I have thought about that before, but never tried it. It's not really a problem if you have a light on your helmet and on your bars.

Easy enough to strap a torch to your headtube and give it a try.

JZ


----------



## amarxyz (May 17, 2009)

Troutie did you get my email regarding the light?


----------



## anthemx1 (May 2, 2009)

I want to use 3 MCE's with a HIPFLEX driver. The problem that im having is that i have them on a star board wired in series. Is this recomended? Will it also work?


----------



## Vancbiker (May 25, 2005)

anthemx1 said:


> I want to use 3 MCE's with a HIPFLEX driver. The problem that im having is that i have them on a star board wired in series. Is this recomended? Will it also work?


Wire the stars in parallel and set the hipFlex to 2100mA. Each star will run at 700mA. It would be a good idea to check the Vf of each star to see if they are very close to each other. In a parallel circuit, the LED with the lowest Vf will run at the highest current. Too much mismatch can result in a burned out star.


----------



## anthemx1 (May 2, 2009)

My stars are wired in series(was the only ones available) Thinking of scraping of the tracks on the star and soldering the leggs of the mce together for parallel?


----------



## HEY HEY ITS HENDO (Feb 23, 2008)

> soldering the legs of the mce together for parallel


not recommended as its virtually irreversible


> My stars are wired in series


is there 4 solder pads or 8?


----------



## anthemx1 (May 2, 2009)

Only 4 pads


----------



## Vancbiker (May 25, 2005)

anthemx1 said:


> My stars are wired in series(was the only ones available) Thinking of scraping of the tracks on the star and soldering the leggs of the mce together for parallel?


Sorry, I didn't explain thoroughly. What I meant was to wire the stars to each other in parallel. In other words, connect all the + connections to each other and then connect all the - connections to each other. This would be referred to as a 3 parallel strings of 4 series LEDs. The Vf will be determined by the 4 series string and the current will be divided "equally" between the parallel strings. The reason I quoted "equally" is that parallel LED circuits will flow different currents if the Vf is not closely matched.


----------



## HEY HEY ITS HENDO (Feb 23, 2008)

anthemx1 said:


> Only 4 pads


you can`t solder the legs together then, as the traces run under and around the emmiter
soldering the legs together would just cause a heap of short circuits
only solution would be to lift the legs off the base first (good luck!!! )


----------



## anthemx1 (May 2, 2009)

Will the forward voltage then be 12.8v? Will this still be OK if i want to run from a 11.1v battery? Thanks for all the info so far!


----------



## Whitedog1 (Feb 3, 2009)

Just for understanding: if i have 3 MCE's which are wired in series and an hipflex set at 2800mA and i wire the MCE's in parallel to each other then i get:

total Vf: 12.5v or close to this
A: 933mA to each led -> wired in series so each die will get the 933mah??


----------



## Whitedog1 (Feb 3, 2009)

anthemx1 said:


> Will the forward voltage then be 12.8v? Will this still be OK if i want to run from a 11.1v battery? Thanks for all the info so far!

_Record set_
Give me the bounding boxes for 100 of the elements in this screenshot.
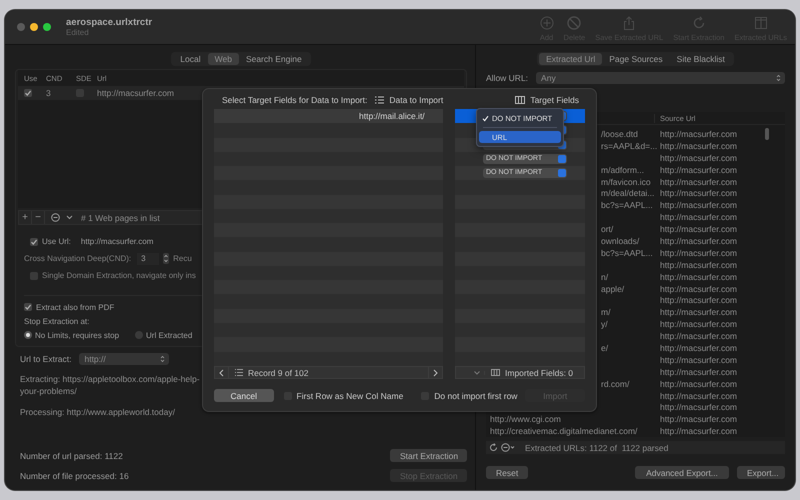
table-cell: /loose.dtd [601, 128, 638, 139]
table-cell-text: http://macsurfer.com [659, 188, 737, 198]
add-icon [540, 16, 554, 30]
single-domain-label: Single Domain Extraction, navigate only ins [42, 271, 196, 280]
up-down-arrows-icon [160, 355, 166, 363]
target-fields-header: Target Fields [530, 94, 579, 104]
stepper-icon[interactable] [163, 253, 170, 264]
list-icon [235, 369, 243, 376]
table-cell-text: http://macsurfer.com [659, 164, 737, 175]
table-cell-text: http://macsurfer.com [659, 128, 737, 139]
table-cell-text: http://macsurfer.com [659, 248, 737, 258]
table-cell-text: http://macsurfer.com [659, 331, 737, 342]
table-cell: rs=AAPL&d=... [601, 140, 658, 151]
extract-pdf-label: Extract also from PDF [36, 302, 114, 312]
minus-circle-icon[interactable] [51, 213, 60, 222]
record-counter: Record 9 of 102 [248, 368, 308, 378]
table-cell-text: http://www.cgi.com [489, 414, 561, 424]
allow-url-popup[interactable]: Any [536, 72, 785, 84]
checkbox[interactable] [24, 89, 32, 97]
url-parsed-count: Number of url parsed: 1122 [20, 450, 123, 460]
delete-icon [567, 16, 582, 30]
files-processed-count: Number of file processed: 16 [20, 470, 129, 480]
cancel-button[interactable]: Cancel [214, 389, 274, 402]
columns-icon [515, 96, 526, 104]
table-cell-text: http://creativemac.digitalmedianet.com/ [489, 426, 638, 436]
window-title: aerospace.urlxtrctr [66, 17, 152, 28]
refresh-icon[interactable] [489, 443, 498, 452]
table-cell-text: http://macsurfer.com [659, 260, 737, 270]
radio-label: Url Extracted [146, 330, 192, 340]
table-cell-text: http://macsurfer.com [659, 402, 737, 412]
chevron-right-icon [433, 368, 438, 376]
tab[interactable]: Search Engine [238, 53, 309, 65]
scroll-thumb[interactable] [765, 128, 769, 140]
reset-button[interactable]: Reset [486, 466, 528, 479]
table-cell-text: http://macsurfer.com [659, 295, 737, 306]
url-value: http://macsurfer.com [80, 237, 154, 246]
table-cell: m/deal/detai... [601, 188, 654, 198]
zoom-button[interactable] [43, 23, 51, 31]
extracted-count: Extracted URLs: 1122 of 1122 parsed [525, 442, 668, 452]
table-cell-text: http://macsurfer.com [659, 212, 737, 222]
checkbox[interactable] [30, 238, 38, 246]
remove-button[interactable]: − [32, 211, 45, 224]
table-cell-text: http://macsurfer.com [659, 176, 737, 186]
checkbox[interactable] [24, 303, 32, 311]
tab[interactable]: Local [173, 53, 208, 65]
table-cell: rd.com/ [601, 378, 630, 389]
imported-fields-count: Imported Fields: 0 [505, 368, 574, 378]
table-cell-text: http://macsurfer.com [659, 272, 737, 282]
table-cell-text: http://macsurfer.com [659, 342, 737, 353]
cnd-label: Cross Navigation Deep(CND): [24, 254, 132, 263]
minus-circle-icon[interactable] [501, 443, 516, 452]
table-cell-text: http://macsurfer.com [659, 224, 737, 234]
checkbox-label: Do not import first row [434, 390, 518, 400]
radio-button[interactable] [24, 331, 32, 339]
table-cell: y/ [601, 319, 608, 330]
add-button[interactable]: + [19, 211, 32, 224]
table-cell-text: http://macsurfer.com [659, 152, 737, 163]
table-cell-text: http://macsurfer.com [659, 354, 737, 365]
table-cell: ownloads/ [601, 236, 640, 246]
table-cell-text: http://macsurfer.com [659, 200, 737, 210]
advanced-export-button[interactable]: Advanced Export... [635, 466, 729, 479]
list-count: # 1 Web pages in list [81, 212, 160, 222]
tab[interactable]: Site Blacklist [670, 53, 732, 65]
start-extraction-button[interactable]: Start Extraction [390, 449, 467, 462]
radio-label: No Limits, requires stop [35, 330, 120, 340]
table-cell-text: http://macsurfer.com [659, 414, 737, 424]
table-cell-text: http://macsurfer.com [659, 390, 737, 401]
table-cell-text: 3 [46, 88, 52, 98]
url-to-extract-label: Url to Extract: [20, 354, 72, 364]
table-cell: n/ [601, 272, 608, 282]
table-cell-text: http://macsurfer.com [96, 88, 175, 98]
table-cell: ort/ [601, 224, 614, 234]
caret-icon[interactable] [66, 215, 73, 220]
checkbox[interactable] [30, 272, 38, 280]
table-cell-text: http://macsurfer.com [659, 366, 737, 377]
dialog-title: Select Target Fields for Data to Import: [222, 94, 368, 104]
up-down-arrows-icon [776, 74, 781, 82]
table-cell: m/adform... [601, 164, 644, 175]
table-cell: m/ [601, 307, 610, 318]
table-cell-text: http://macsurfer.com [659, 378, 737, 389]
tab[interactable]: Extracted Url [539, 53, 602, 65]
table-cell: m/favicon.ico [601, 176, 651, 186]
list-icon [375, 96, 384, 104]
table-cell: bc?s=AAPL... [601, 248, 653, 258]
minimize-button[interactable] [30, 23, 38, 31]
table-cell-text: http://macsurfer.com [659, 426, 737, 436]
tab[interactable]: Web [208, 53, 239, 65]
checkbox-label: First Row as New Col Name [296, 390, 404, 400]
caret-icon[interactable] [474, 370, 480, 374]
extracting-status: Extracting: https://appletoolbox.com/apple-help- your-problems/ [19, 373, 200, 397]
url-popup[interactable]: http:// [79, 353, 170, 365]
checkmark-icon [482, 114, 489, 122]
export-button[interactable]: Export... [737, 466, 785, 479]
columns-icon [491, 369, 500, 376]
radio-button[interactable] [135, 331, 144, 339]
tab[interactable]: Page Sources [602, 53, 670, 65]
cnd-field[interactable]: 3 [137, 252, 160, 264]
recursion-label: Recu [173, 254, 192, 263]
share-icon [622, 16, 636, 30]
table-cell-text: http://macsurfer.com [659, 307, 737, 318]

_Tasks to complete_
• a. In two sentences, how would you sum up the LED wiring thread?
• b. Answer these from the LED wiring thread:
(i) What current does Vancbiker say to set the hipFlex to?
(ii) How many solder pads does anthemx1 say the stars have?
(iii) What battery voltage does anthemx1 want to run from?
• c. Which usernames appear in the post headers of the LED wiring thread?

_Solutions_
• a. A forum member wants to run three MCE LEDs, mounted on star boards wired in series, from a hipFlex driver, and is told to wire the stars to each other in parallel and set the driver to 2100mA so each star runs at 700mA. Other replies warn that soldering the MCE legs together is virtually irreversible and would cause short circuits on a four-pad star, and that parallel LEDs with mismatched Vf draw different currents, which can burn out a star.

• b.
(i) 2100mA
(ii) Only 4
(iii) 11.1v

• c. amarxyz, anthemx1, Vancbiker, HEY HEY ITS HENDO, Whitedog1